▸ Given task: Of all the lines in the material, how many include the word "καύχημά"? Reply with the number alone.

▸ Extracted records:
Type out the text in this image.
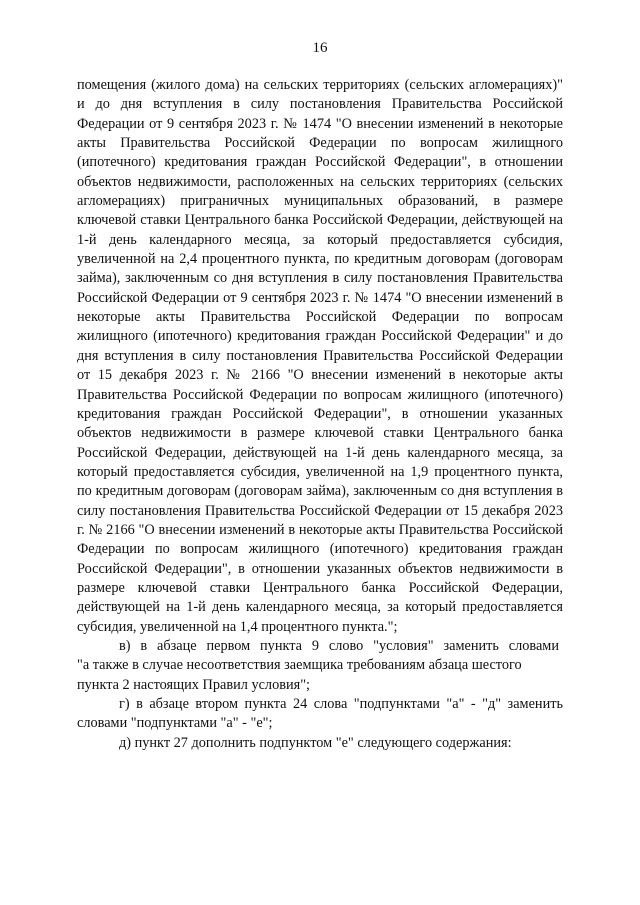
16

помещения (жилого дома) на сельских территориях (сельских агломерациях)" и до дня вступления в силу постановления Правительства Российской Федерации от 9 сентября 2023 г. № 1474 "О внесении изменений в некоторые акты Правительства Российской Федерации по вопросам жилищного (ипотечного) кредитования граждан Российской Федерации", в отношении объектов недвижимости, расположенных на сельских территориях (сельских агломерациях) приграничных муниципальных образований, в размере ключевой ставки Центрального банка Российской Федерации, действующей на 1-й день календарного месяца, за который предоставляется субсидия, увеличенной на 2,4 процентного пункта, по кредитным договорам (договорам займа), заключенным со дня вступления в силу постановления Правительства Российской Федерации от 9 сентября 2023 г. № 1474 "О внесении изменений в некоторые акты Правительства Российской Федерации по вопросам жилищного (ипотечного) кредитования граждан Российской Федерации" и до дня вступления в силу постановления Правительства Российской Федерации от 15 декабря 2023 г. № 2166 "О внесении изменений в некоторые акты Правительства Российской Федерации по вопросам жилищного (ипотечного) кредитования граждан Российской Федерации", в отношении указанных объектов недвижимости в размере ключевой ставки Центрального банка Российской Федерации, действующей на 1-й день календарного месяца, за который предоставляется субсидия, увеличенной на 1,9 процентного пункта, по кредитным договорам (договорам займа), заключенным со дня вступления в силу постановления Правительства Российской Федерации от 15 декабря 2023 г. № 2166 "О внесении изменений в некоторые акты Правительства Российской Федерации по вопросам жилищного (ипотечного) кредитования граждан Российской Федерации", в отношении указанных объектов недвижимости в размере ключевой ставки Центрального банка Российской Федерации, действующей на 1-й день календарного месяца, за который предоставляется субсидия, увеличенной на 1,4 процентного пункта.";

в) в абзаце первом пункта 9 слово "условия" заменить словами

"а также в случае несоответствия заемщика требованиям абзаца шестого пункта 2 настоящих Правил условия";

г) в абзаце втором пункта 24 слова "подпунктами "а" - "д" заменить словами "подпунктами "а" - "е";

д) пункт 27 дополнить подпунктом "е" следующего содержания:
==
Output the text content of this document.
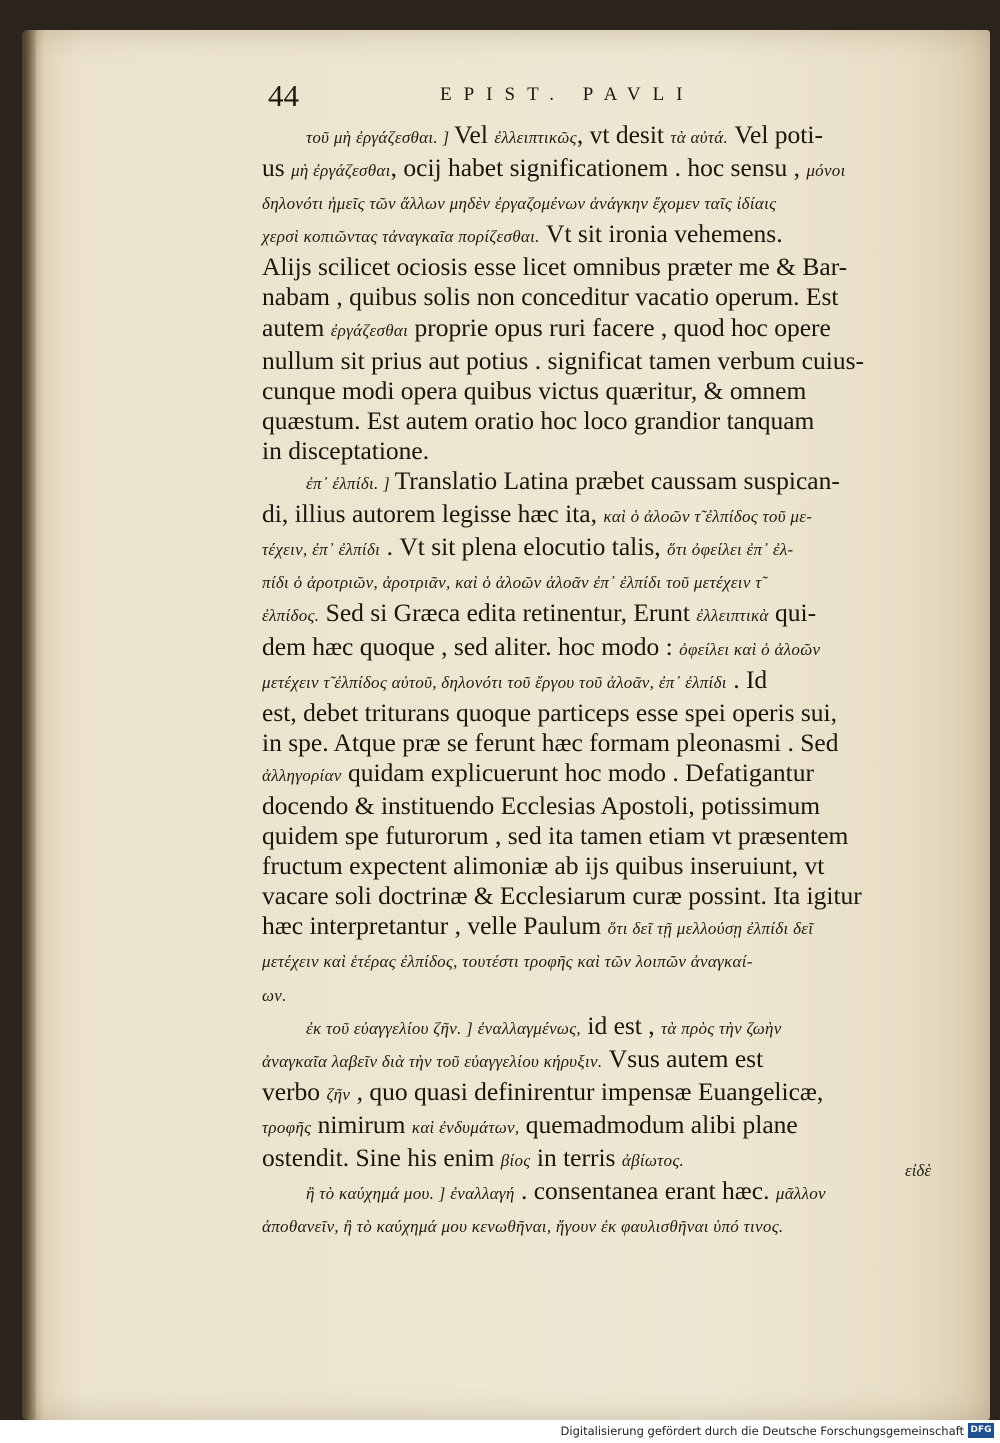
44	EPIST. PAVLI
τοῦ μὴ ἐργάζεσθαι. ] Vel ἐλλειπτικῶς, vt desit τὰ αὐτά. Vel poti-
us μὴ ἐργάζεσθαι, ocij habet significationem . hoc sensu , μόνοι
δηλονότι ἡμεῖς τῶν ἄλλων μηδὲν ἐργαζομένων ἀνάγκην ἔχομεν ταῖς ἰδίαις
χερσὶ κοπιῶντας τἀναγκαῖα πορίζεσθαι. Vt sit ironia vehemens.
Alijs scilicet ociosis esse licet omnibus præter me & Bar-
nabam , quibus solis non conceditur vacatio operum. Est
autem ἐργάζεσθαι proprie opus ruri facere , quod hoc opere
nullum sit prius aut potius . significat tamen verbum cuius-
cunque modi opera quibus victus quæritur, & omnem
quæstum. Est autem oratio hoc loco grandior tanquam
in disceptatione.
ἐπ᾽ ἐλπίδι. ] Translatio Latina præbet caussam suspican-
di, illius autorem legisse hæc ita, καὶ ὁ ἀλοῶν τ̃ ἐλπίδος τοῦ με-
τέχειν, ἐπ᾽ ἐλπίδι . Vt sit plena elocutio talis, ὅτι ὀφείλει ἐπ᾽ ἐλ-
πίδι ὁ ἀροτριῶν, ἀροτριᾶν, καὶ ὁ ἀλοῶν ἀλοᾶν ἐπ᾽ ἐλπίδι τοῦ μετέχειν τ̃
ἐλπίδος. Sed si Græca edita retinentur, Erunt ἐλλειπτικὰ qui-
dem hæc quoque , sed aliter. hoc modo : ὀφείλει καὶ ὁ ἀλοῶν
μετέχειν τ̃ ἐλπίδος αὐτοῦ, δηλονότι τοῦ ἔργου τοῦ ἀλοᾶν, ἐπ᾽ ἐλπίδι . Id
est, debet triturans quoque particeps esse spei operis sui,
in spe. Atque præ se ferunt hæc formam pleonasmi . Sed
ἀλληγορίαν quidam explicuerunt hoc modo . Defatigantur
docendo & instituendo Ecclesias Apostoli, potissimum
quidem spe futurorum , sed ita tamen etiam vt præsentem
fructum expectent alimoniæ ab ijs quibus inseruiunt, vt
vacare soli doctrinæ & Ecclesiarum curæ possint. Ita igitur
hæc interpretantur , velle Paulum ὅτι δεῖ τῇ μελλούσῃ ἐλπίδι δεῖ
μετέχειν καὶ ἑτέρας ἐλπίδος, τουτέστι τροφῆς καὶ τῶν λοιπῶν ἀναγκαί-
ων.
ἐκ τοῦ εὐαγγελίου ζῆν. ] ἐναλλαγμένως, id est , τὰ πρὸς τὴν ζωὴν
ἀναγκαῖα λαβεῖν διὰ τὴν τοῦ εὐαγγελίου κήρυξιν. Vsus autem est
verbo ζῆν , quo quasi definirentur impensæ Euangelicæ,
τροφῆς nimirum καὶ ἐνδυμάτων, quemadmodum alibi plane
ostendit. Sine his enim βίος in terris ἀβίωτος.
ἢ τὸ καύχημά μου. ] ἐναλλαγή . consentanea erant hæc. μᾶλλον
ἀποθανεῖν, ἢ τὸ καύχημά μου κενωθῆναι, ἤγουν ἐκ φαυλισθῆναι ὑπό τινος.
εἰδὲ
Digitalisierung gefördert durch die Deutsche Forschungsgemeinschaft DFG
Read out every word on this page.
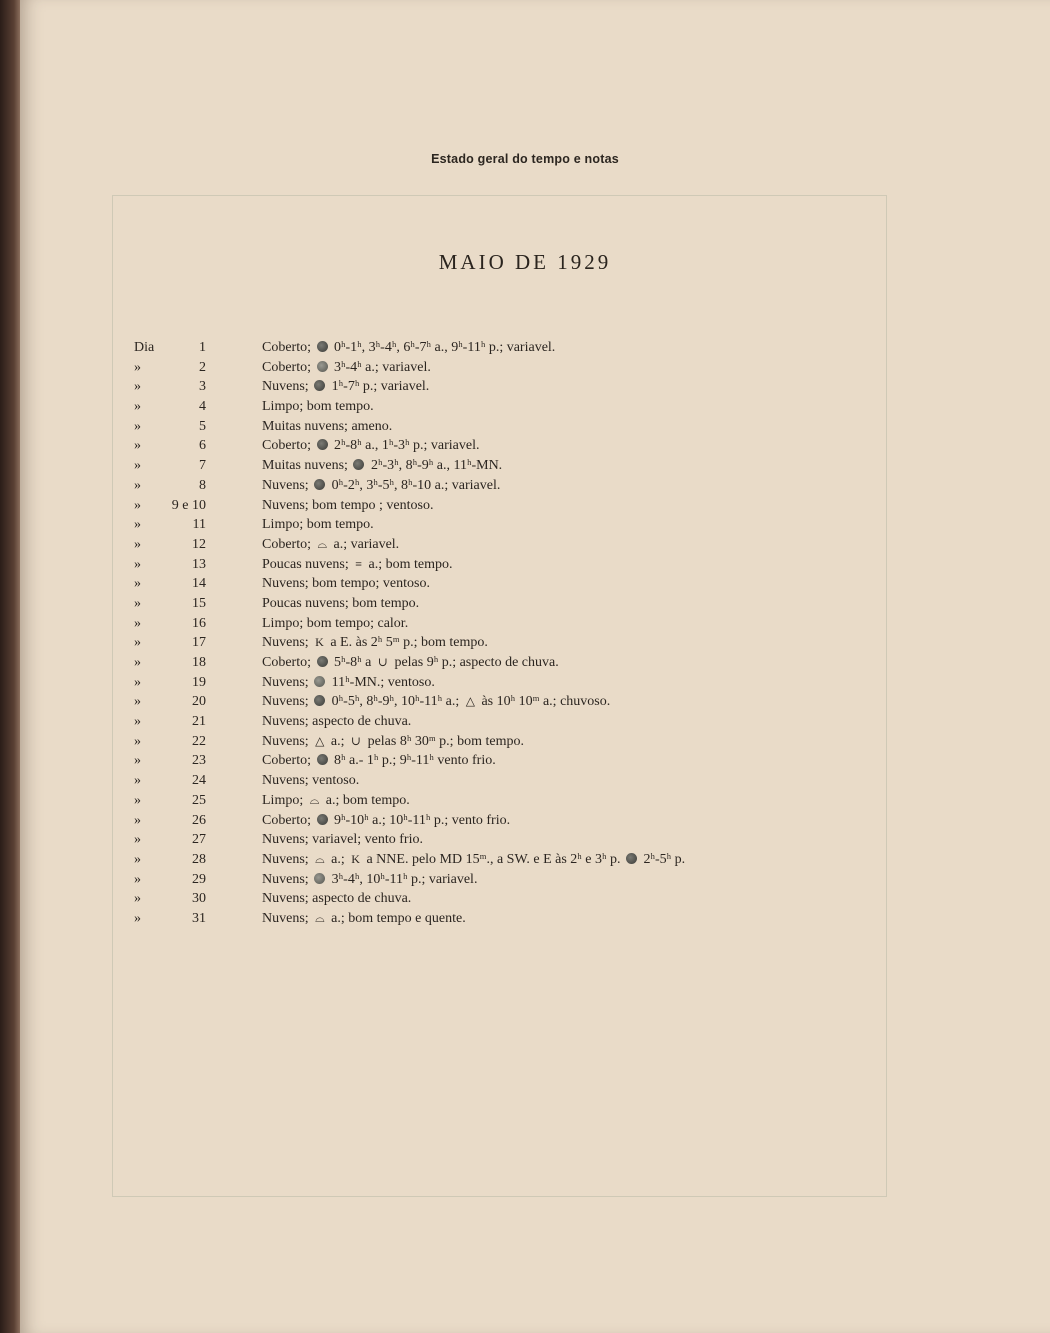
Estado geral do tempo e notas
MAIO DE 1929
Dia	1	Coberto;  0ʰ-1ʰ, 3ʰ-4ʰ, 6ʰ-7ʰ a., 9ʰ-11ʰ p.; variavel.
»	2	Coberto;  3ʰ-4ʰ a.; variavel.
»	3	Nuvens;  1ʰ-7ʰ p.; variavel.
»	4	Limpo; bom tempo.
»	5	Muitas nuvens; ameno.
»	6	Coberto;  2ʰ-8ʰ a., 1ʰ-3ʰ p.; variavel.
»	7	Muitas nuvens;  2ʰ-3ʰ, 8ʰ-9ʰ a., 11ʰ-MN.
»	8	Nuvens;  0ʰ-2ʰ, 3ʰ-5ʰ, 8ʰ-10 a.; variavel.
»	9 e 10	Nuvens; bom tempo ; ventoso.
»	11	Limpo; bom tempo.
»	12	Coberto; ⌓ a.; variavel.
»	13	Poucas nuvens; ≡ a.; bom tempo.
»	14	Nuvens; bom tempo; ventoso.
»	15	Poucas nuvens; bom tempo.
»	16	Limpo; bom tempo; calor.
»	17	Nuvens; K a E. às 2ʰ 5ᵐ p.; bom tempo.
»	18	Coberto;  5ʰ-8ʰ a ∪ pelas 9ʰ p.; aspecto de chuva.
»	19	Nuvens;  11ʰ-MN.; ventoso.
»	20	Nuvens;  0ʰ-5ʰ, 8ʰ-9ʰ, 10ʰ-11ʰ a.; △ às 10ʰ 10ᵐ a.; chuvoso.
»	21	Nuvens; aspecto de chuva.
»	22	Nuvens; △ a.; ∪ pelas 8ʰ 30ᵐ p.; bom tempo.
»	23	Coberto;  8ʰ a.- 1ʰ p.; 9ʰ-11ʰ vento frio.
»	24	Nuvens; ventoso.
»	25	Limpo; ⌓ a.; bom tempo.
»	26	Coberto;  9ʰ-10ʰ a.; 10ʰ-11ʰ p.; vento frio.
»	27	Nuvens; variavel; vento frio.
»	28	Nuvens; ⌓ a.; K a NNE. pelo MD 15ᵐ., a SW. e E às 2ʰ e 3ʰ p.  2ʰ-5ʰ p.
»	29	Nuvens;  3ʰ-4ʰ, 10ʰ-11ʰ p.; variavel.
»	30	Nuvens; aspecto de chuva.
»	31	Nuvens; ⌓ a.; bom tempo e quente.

▸ Final answer: 2